Activity> When you set down the entries, keep every word exactly as it is but drop the pictures.

Entries supplied>
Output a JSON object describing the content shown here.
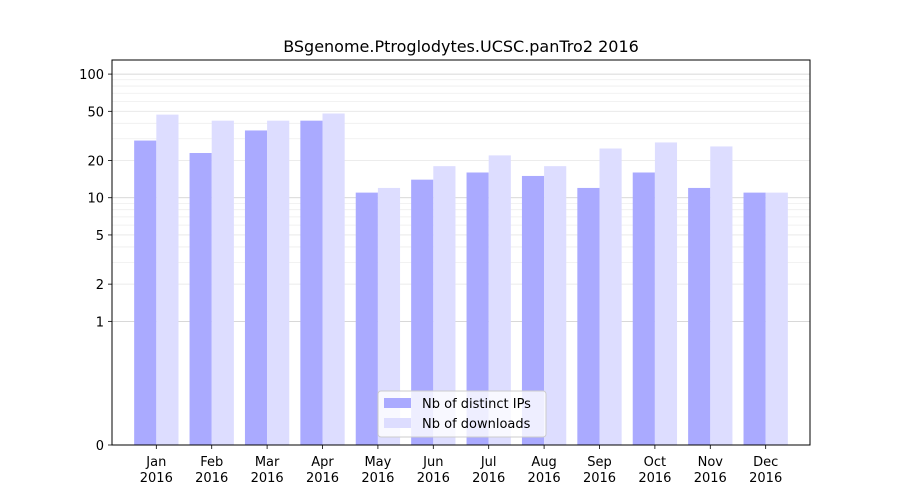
{
  "chart_data": {
    "type": "bar",
    "title": "BSgenome.Ptroglodytes.UCSC.panTro2 2016",
    "xlabel": "",
    "ylabel": "",
    "yscale": "symlog",
    "ylim": [
      0,
      130
    ],
    "yticks": [
      0,
      1,
      2,
      5,
      10,
      20,
      50,
      100
    ],
    "categories": [
      [
        "Jan",
        "2016"
      ],
      [
        "Feb",
        "2016"
      ],
      [
        "Mar",
        "2016"
      ],
      [
        "Apr",
        "2016"
      ],
      [
        "May",
        "2016"
      ],
      [
        "Jun",
        "2016"
      ],
      [
        "Jul",
        "2016"
      ],
      [
        "Aug",
        "2016"
      ],
      [
        "Sep",
        "2016"
      ],
      [
        "Oct",
        "2016"
      ],
      [
        "Nov",
        "2016"
      ],
      [
        "Dec",
        "2016"
      ]
    ],
    "series": [
      {
        "name": "Nb of distinct IPs",
        "color": "#aaaaff",
        "values": [
          29,
          23,
          35,
          42,
          11,
          14,
          16,
          15,
          12,
          16,
          12,
          11
        ]
      },
      {
        "name": "Nb of downloads",
        "color": "#ddddff",
        "values": [
          47,
          42,
          42,
          48,
          12,
          18,
          22,
          18,
          25,
          28,
          26,
          11
        ]
      }
    ],
    "grid": true,
    "legend_position": "bottom-center"
  }
}
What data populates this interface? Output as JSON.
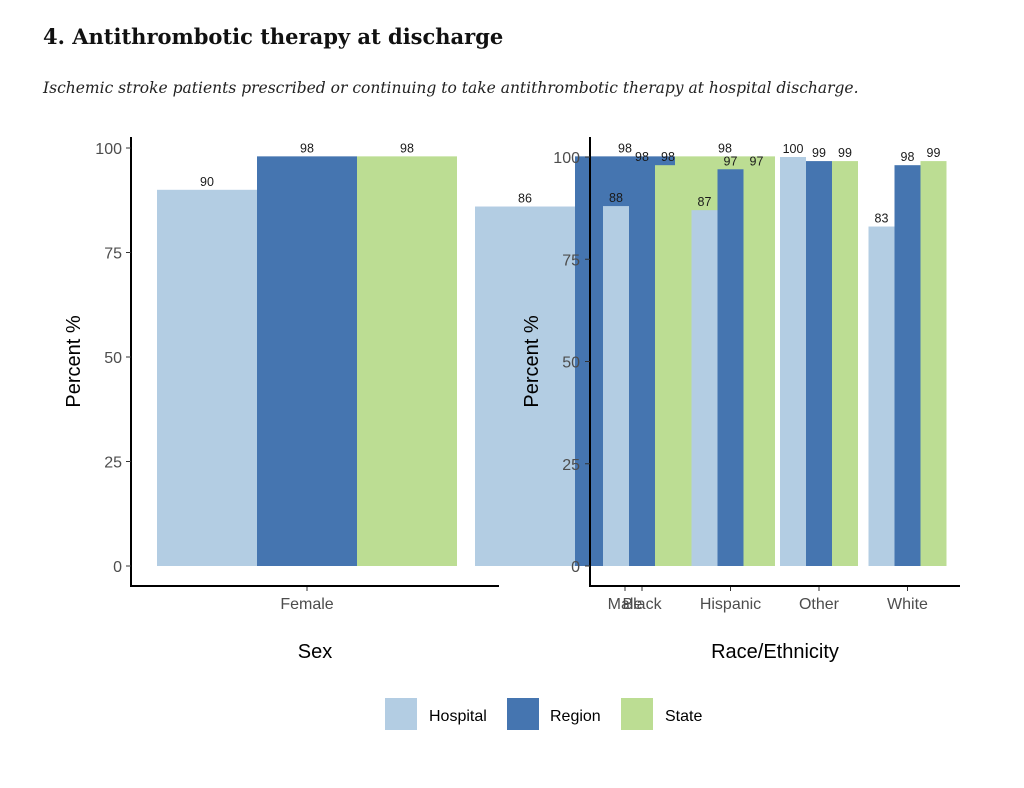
{
  "page": {
    "title": "4.  Antithrombotic therapy at discharge",
    "subtitle": "Ischemic stroke patients prescribed or continuing to take antithrombotic therapy at hospital discharge."
  },
  "chart_data": [
    {
      "type": "bar",
      "title": "",
      "xlabel": "Sex",
      "ylabel": "Percent %",
      "ylim": [
        0,
        100
      ],
      "yticks": [
        0,
        25,
        50,
        75,
        100
      ],
      "grid": false,
      "categories": [
        "Female",
        "Male"
      ],
      "series": [
        {
          "name": "Hospital",
          "color": "#b3cde3",
          "values": [
            90,
            86
          ]
        },
        {
          "name": "Region",
          "color": "#4575b0",
          "values": [
            98,
            98
          ]
        },
        {
          "name": "State",
          "color": "#bcdd93",
          "values": [
            98,
            98
          ]
        }
      ]
    },
    {
      "type": "bar",
      "title": "",
      "xlabel": "Race/Ethnicity",
      "ylabel": "Percent %",
      "ylim": [
        0,
        100
      ],
      "yticks": [
        0,
        25,
        50,
        75,
        100
      ],
      "grid": false,
      "categories": [
        "Black",
        "Hispanic",
        "Other",
        "White"
      ],
      "series": [
        {
          "name": "Hospital",
          "color": "#b3cde3",
          "values": [
            88,
            87,
            100,
            83
          ]
        },
        {
          "name": "Region",
          "color": "#4575b0",
          "values": [
            98,
            97,
            99,
            98
          ]
        },
        {
          "name": "State",
          "color": "#bcdd93",
          "values": [
            98,
            97,
            99,
            99
          ]
        }
      ]
    }
  ],
  "legend": {
    "position": "bottom",
    "items": [
      {
        "label": "Hospital",
        "color": "#b3cde3"
      },
      {
        "label": "Region",
        "color": "#4575b0"
      },
      {
        "label": "State",
        "color": "#bcdd93"
      }
    ]
  }
}
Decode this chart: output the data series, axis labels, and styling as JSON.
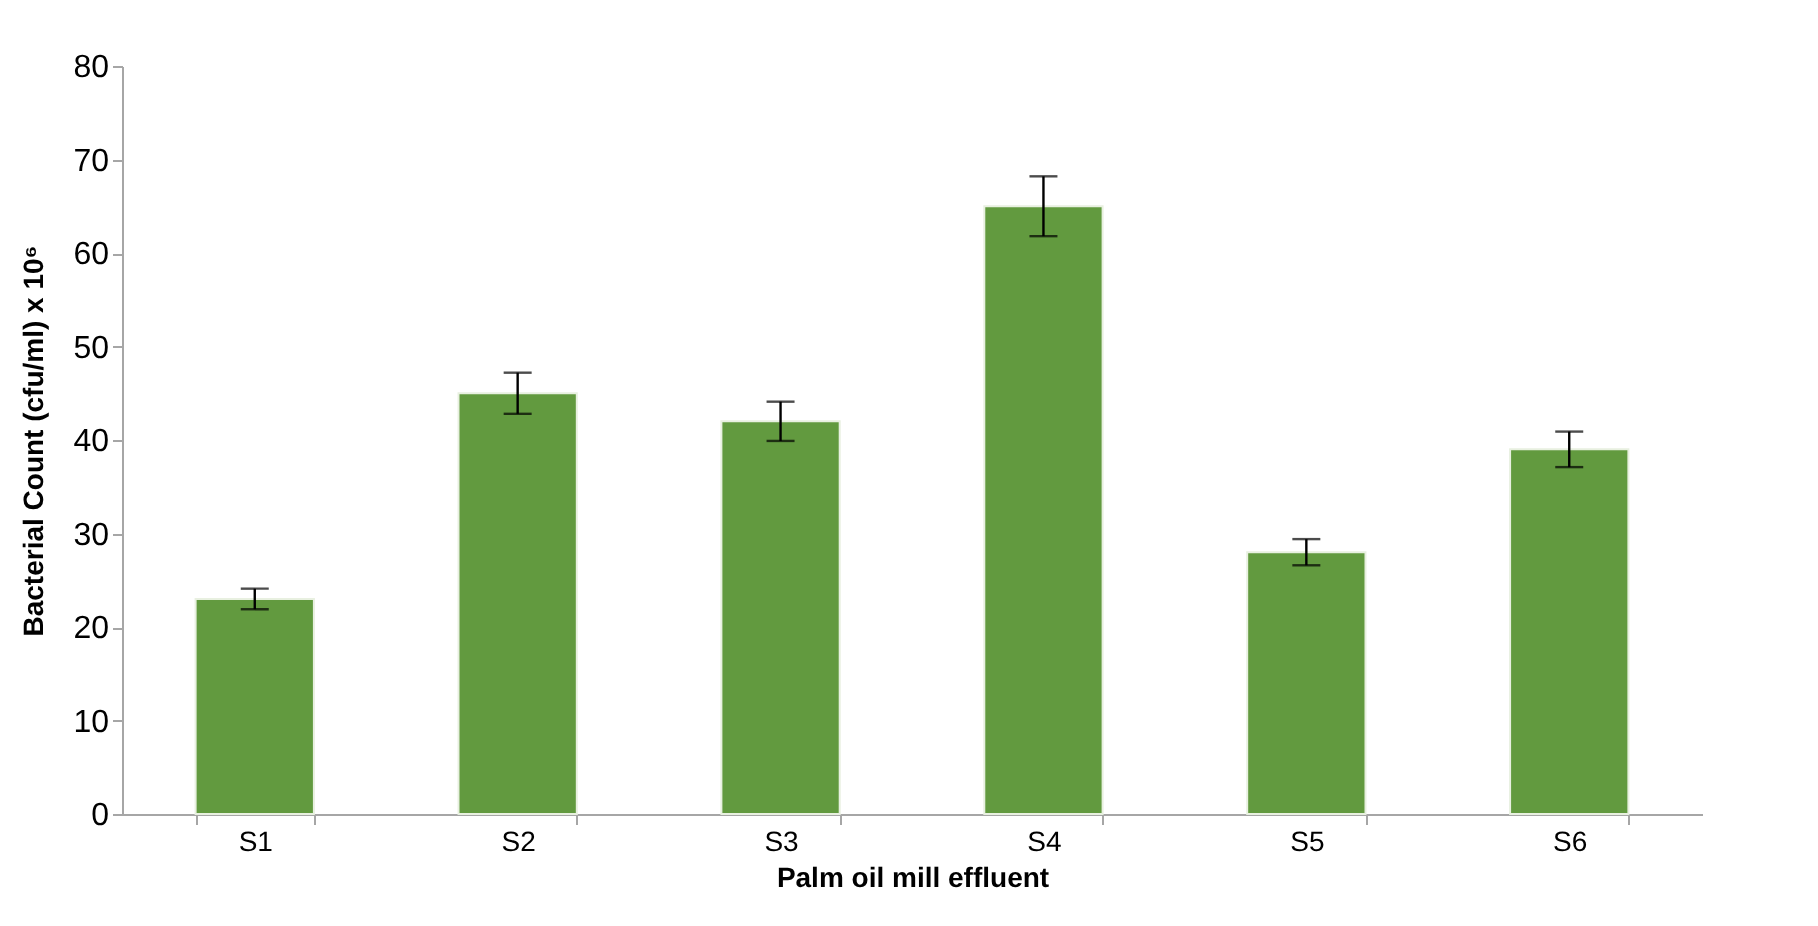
{
  "chart_data": {
    "type": "bar",
    "xlabel": "Palm oil mill effluent",
    "ylabel": "Bacterial Count (cfu/ml) x 10⁶",
    "categories": [
      "S1",
      "S2",
      "S3",
      "S4",
      "S5",
      "S6"
    ],
    "values": [
      23,
      45,
      42,
      65,
      28,
      39
    ],
    "errors": [
      1.1,
      2.2,
      2.1,
      3.2,
      1.4,
      1.9
    ],
    "color": "#629a3f",
    "ylim": [
      0,
      80
    ],
    "yticks": [
      0,
      10,
      20,
      30,
      40,
      50,
      60,
      70,
      80
    ],
    "grid": false
  }
}
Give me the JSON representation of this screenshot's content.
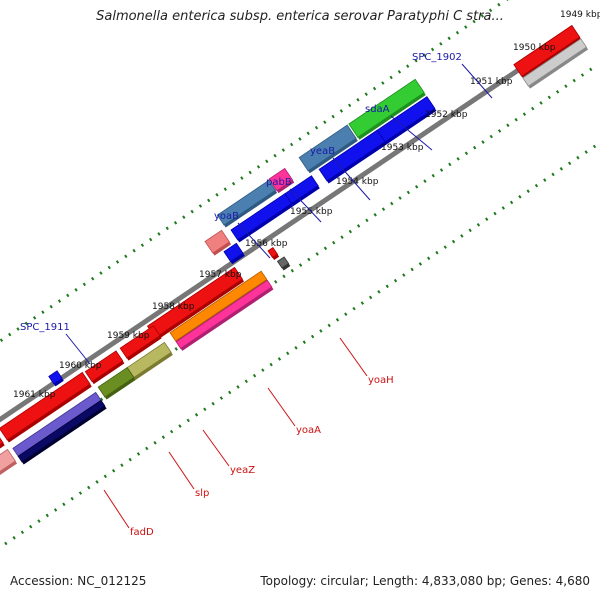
{
  "title": "Salmonella enterica subsp. enterica serovar Paratyphi C stra...",
  "footer": {
    "accession": "Accession: NC_012125",
    "summary": "Topology: circular; Length: 4,833,080 bp; Genes: 4,680"
  },
  "ticks": [
    "1949 kbp",
    "1950 kbp",
    "1951 kbp",
    "1952 kbp",
    "1953 kbp",
    "1954 kbp",
    "1955 kbp",
    "1956 kbp",
    "1957 kbp",
    "1958 kbp",
    "1959 kbp",
    "1960 kbp",
    "1961 kbp"
  ],
  "gene_labels_top": [
    "SPC_1902",
    "sdaA",
    "yeaB",
    "pabB",
    "yoaB",
    "SPC_1911"
  ],
  "gene_labels_bottom": [
    "yoaH",
    "yoaA",
    "yeaZ",
    "slp",
    "fadD"
  ],
  "colors": {
    "label_top": "#1a1aa8",
    "label_bottom": "#cc1111",
    "tick": "#1f7a1f",
    "backbone": "#777777"
  }
}
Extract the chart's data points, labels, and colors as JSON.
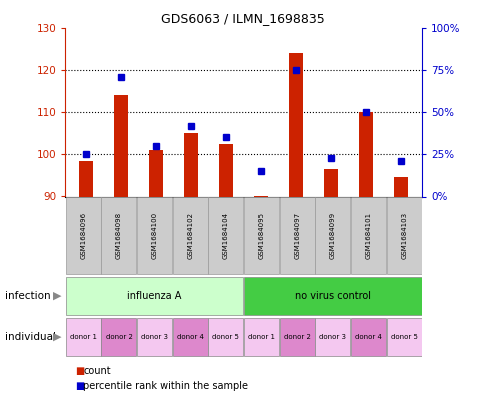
{
  "title": "GDS6063 / ILMN_1698835",
  "samples": [
    "GSM1684096",
    "GSM1684098",
    "GSM1684100",
    "GSM1684102",
    "GSM1684104",
    "GSM1684095",
    "GSM1684097",
    "GSM1684099",
    "GSM1684101",
    "GSM1684103"
  ],
  "count_values": [
    98.5,
    114.0,
    101.0,
    105.0,
    102.5,
    90.2,
    124.0,
    96.5,
    110.0,
    94.5
  ],
  "percentile_values": [
    25,
    71,
    30,
    42,
    35,
    15,
    75,
    23,
    50,
    21
  ],
  "ylim_left": [
    90,
    130
  ],
  "ylim_right": [
    0,
    100
  ],
  "yticks_left": [
    90,
    100,
    110,
    120,
    130
  ],
  "yticks_right": [
    0,
    25,
    50,
    75,
    100
  ],
  "infection_groups": [
    {
      "label": "influenza A",
      "start": 0,
      "end": 5,
      "color": "#ccffcc"
    },
    {
      "label": "no virus control",
      "start": 5,
      "end": 10,
      "color": "#44cc44"
    }
  ],
  "individual_labels": [
    "donor 1",
    "donor 2",
    "donor 3",
    "donor 4",
    "donor 5",
    "donor 1",
    "donor 2",
    "donor 3",
    "donor 4",
    "donor 5"
  ],
  "individual_colors": [
    "#f4c8f0",
    "#dd88cc",
    "#f4c8f0",
    "#dd88cc",
    "#f4c8f0",
    "#f4c8f0",
    "#dd88cc",
    "#f4c8f0",
    "#dd88cc",
    "#f4c8f0"
  ],
  "bar_color": "#cc2200",
  "dot_color": "#0000cc",
  "grid_color": "#000000",
  "axis_left_color": "#cc2200",
  "axis_right_color": "#0000cc",
  "background_color": "#ffffff",
  "legend_count_color": "#cc2200",
  "legend_pct_color": "#0000cc",
  "sample_box_color": "#cccccc",
  "sample_box_edge": "#999999"
}
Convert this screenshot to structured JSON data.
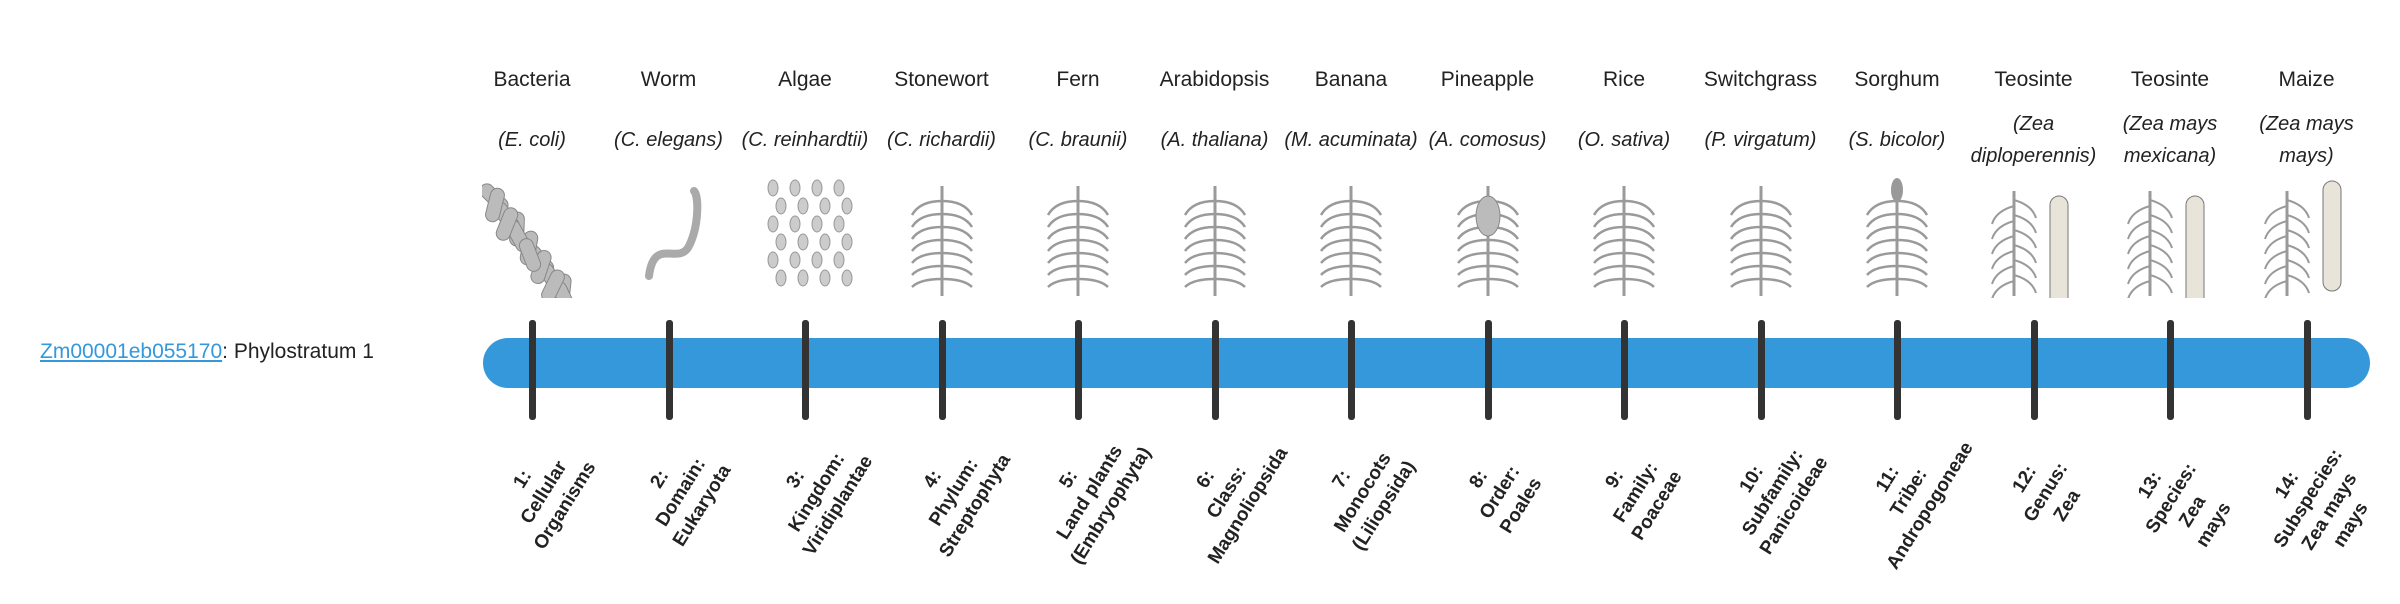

Finished task>
Output a JSON object describing the content shown here.
{
  "chart_data": {
    "type": "bar",
    "title": "BSgenome.Ptroglodytes.UCSC.panTro2 2016",
    "xlabel": "",
    "ylabel": "",
    "yscale": "symlog",
    "ylim": [
      0,
      130
    ],
    "yticks": [
      0,
      1,
      2,
      5,
      10,
      20,
      50,
      100
    ],
    "categories": [
      [
        "Jan",
        "2016"
      ],
      [
        "Feb",
        "2016"
      ],
      [
        "Mar",
        "2016"
      ],
      [
        "Apr",
        "2016"
      ],
      [
        "May",
        "2016"
      ],
      [
        "Jun",
        "2016"
      ],
      [
        "Jul",
        "2016"
      ],
      [
        "Aug",
        "2016"
      ],
      [
        "Sep",
        "2016"
      ],
      [
        "Oct",
        "2016"
      ],
      [
        "Nov",
        "2016"
      ],
      [
        "Dec",
        "2016"
      ]
    ],
    "series": [
      {
        "name": "Nb of distinct IPs",
        "color": "#aaaaff",
        "values": [
          29,
          23,
          35,
          42,
          11,
          14,
          16,
          15,
          12,
          16,
          12,
          11
        ]
      },
      {
        "name": "Nb of downloads",
        "color": "#ddddff",
        "values": [
          47,
          42,
          42,
          48,
          12,
          18,
          22,
          18,
          25,
          28,
          26,
          11
        ]
      }
    ],
    "grid": true,
    "legend_position": "bottom-center"
  }
}
What data populates this interface? Output as JSON.
{
  "page": {
    "title": "4.  Antithrombotic therapy at discharge",
    "subtitle": "Ischemic stroke patients prescribed or continuing to take antithrombotic therapy at hospital discharge."
  },
  "chart_data": [
    {
      "type": "bar",
      "title": "",
      "xlabel": "Sex",
      "ylabel": "Percent %",
      "ylim": [
        0,
        100
      ],
      "yticks": [
        0,
        25,
        50,
        75,
        100
      ],
      "grid": false,
      "categories": [
        "Female",
        "Male"
      ],
      "series": [
        {
          "name": "Hospital",
          "color": "#b3cde3",
          "values": [
            90,
            86
          ]
        },
        {
          "name": "Region",
          "color": "#4575b0",
          "values": [
            98,
            98
          ]
        },
        {
          "name": "State",
          "color": "#bcdd93",
          "values": [
            98,
            98
          ]
        }
      ]
    },
    {
      "type": "bar",
      "title": "",
      "xlabel": "Race/Ethnicity",
      "ylabel": "Percent %",
      "ylim": [
        0,
        100
      ],
      "yticks": [
        0,
        25,
        50,
        75,
        100
      ],
      "grid": false,
      "categories": [
        "Black",
        "Hispanic",
        "Other",
        "White"
      ],
      "series": [
        {
          "name": "Hospital",
          "color": "#b3cde3",
          "values": [
            88,
            87,
            100,
            83
          ]
        },
        {
          "name": "Region",
          "color": "#4575b0",
          "values": [
            98,
            97,
            99,
            98
          ]
        },
        {
          "name": "State",
          "color": "#bcdd93",
          "values": [
            98,
            97,
            99,
            99
          ]
        }
      ]
    }
  ],
  "legend": {
    "position": "bottom",
    "items": [
      {
        "label": "Hospital",
        "color": "#b3cde3"
      },
      {
        "label": "Region",
        "color": "#4575b0"
      },
      {
        "label": "State",
        "color": "#bcdd93"
      }
    ]
  }
}
Decode this chart: output the data series, axis labels, and styling as JSON.
{
  "chart_data": {
    "type": "bar",
    "xlabel": "Palm oil mill effluent",
    "ylabel": "Bacterial Count (cfu/ml) x 10⁶",
    "categories": [
      "S1",
      "S2",
      "S3",
      "S4",
      "S5",
      "S6"
    ],
    "values": [
      23,
      45,
      42,
      65,
      28,
      39
    ],
    "errors": [
      1.1,
      2.2,
      2.1,
      3.2,
      1.4,
      1.9
    ],
    "color": "#629a3f",
    "ylim": [
      0,
      80
    ],
    "yticks": [
      0,
      10,
      20,
      30,
      40,
      50,
      60,
      70,
      80
    ],
    "grid": false
  }
}
Give me the JSON representation of this screenshot's content.
{
  "title": "Salmonella enterica subsp. enterica serovar Paratyphi C stra...",
  "footer": {
    "accession": "Accession: NC_012125",
    "summary": "Topology: circular; Length: 4,833,080 bp; Genes: 4,680"
  },
  "ticks": [
    "1949 kbp",
    "1950 kbp",
    "1951 kbp",
    "1952 kbp",
    "1953 kbp",
    "1954 kbp",
    "1955 kbp",
    "1956 kbp",
    "1957 kbp",
    "1958 kbp",
    "1959 kbp",
    "1960 kbp",
    "1961 kbp"
  ],
  "gene_labels_top": [
    "SPC_1902",
    "sdaA",
    "yeaB",
    "pabB",
    "yoaB",
    "SPC_1911"
  ],
  "gene_labels_bottom": [
    "yoaH",
    "yoaA",
    "yeaZ",
    "slp",
    "fadD"
  ],
  "colors": {
    "label_top": "#1a1aa8",
    "label_bottom": "#cc1111",
    "tick": "#1f7a1f",
    "backbone": "#777777"
  }
}
Extract the chart's data points, labels, and colors as JSON.
{
  "title": "GDS6063 / ILMN_1698835",
  "samples": [
    "GSM1684096",
    "GSM1684098",
    "GSM1684100",
    "GSM1684102",
    "GSM1684104",
    "GSM1684095",
    "GSM1684097",
    "GSM1684099",
    "GSM1684101",
    "GSM1684103"
  ],
  "count_values": [
    98.5,
    114.0,
    101.0,
    105.0,
    102.5,
    90.2,
    124.0,
    96.5,
    110.0,
    94.5
  ],
  "percentile_values": [
    25,
    71,
    30,
    42,
    35,
    15,
    75,
    23,
    50,
    21
  ],
  "ylim_left": [
    90,
    130
  ],
  "ylim_right": [
    0,
    100
  ],
  "yticks_left": [
    90,
    100,
    110,
    120,
    130
  ],
  "yticks_right": [
    0,
    25,
    50,
    75,
    100
  ],
  "infection_groups": [
    {
      "label": "influenza A",
      "start": 0,
      "end": 5,
      "color": "#ccffcc"
    },
    {
      "label": "no virus control",
      "start": 5,
      "end": 10,
      "color": "#44cc44"
    }
  ],
  "individual_labels": [
    "donor 1",
    "donor 2",
    "donor 3",
    "donor 4",
    "donor 5",
    "donor 1",
    "donor 2",
    "donor 3",
    "donor 4",
    "donor 5"
  ],
  "individual_colors": [
    "#f4c8f0",
    "#dd88cc",
    "#f4c8f0",
    "#dd88cc",
    "#f4c8f0",
    "#f4c8f0",
    "#dd88cc",
    "#f4c8f0",
    "#dd88cc",
    "#f4c8f0"
  ],
  "bar_color": "#cc2200",
  "dot_color": "#0000cc",
  "grid_color": "#000000",
  "axis_left_color": "#cc2200",
  "axis_right_color": "#0000cc",
  "background_color": "#ffffff",
  "legend_count_color": "#cc2200",
  "legend_pct_color": "#0000cc",
  "sample_box_color": "#cccccc",
  "sample_box_edge": "#999999"
}
Convert this screenshot to structured JSON data.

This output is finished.